» **What is being asked**
Narrow the data below down to the lines containing "label".

[Records from a data collection]
○ ○ ○ ○

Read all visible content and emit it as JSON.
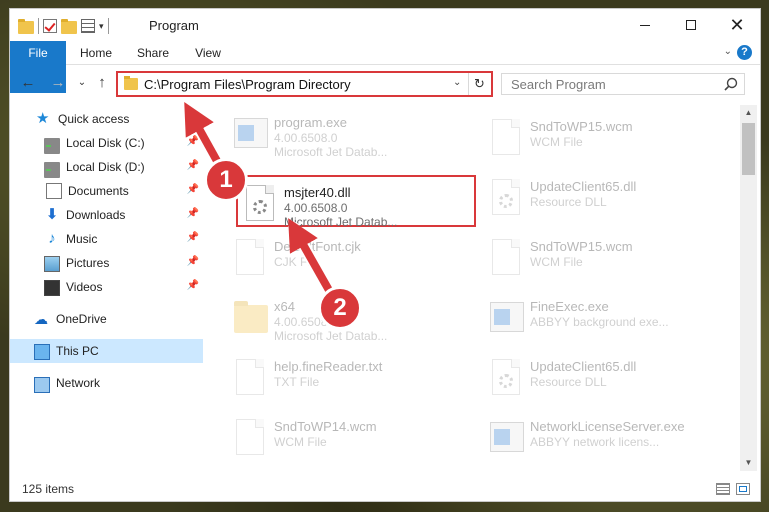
{
  "window": {
    "title": "Program",
    "controls": {
      "minimize": "—",
      "maximize": "☐",
      "close": "✕"
    }
  },
  "ribbon": {
    "tabs": [
      "File",
      "Home",
      "Share",
      "View"
    ],
    "expand": "⌄",
    "help": "?"
  },
  "nav": {
    "back": "←",
    "forward": "→",
    "recent": "⌄",
    "up": "↑",
    "address": "C:\\Program Files\\Program Directory",
    "address_dropdown": "⌄",
    "refresh": "↻",
    "search_placeholder": "Search Program"
  },
  "sidebar": {
    "items": [
      {
        "label": "Quick access",
        "icon": "star-icon",
        "pinned": false
      },
      {
        "label": "Local Disk (C:)",
        "icon": "disk-icon",
        "pinned": true
      },
      {
        "label": "Local Disk (D:)",
        "icon": "disk-icon",
        "pinned": true
      },
      {
        "label": "Documents",
        "icon": "documents-icon",
        "pinned": true
      },
      {
        "label": "Downloads",
        "icon": "downloads-icon",
        "pinned": true
      },
      {
        "label": "Music",
        "icon": "music-icon",
        "pinned": true
      },
      {
        "label": "Pictures",
        "icon": "pictures-icon",
        "pinned": true
      },
      {
        "label": "Videos",
        "icon": "videos-icon",
        "pinned": true
      },
      {
        "label": "OneDrive",
        "icon": "onedrive-icon",
        "pinned": false
      },
      {
        "label": "This PC",
        "icon": "this-pc-icon",
        "pinned": false,
        "selected": true
      },
      {
        "label": "Network",
        "icon": "network-icon",
        "pinned": false
      }
    ],
    "pin_glyph": "📌"
  },
  "files": {
    "left": [
      {
        "name": "program.exe",
        "line1": "4.00.6508.0",
        "line2": "Microsoft Jet Datab...",
        "icon": "exe-icon"
      },
      {
        "name": "msjter40.dll",
        "line1": "4.00.6508.0",
        "line2": "Microsoft Jet Datab...",
        "icon": "dll-gear-icon",
        "highlighted": true
      },
      {
        "name": "DefaultFont.cjk",
        "line1": "CJK File",
        "line2": "",
        "icon": "page-icon"
      },
      {
        "name": "x64",
        "line1": "4.00.6508.0",
        "line2": "Microsoft Jet Datab...",
        "icon": "folder-icon"
      },
      {
        "name": "help.fineReader.txt",
        "line1": "TXT File",
        "line2": "",
        "icon": "page-icon"
      },
      {
        "name": "SndToWP14.wcm",
        "line1": "WCM File",
        "line2": "",
        "icon": "page-icon"
      }
    ],
    "right": [
      {
        "name": "SndToWP15.wcm",
        "line1": "WCM File",
        "line2": "",
        "icon": "page-icon"
      },
      {
        "name": "UpdateClient65.dll",
        "line1": "Resource DLL",
        "line2": "",
        "icon": "dll-gear-icon"
      },
      {
        "name": "SndToWP15.wcm",
        "line1": "WCM File",
        "line2": "",
        "icon": "page-icon"
      },
      {
        "name": "FineExec.exe",
        "line1": "ABBYY background exe...",
        "line2": "",
        "icon": "exe-icon"
      },
      {
        "name": "UpdateClient65.dll",
        "line1": "Resource DLL",
        "line2": "",
        "icon": "dll-gear-icon"
      },
      {
        "name": "NetworkLicenseServer.exe",
        "line1": "ABBYY network licens...",
        "line2": "",
        "icon": "exe-icon"
      }
    ]
  },
  "status": {
    "items_count": "125 items"
  },
  "callouts": [
    {
      "number": "1"
    },
    {
      "number": "2"
    }
  ],
  "colors": {
    "accent": "#1979ca",
    "highlight": "#d9383a",
    "selected_bg": "#cce8ff"
  }
}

○ ○ ○ ○

» **Worked solution**
        "label": "Quick access",
        "label": "Local Disk (C:)",
        "label": "Local Disk (D:)",
        "label": "Documents",
        "label": "Downloads",
        "label": "Music",
        "label": "Pictures",
        "label": "Videos",
        "label": "OneDrive",
        "label": "This PC",
        "label": "Network",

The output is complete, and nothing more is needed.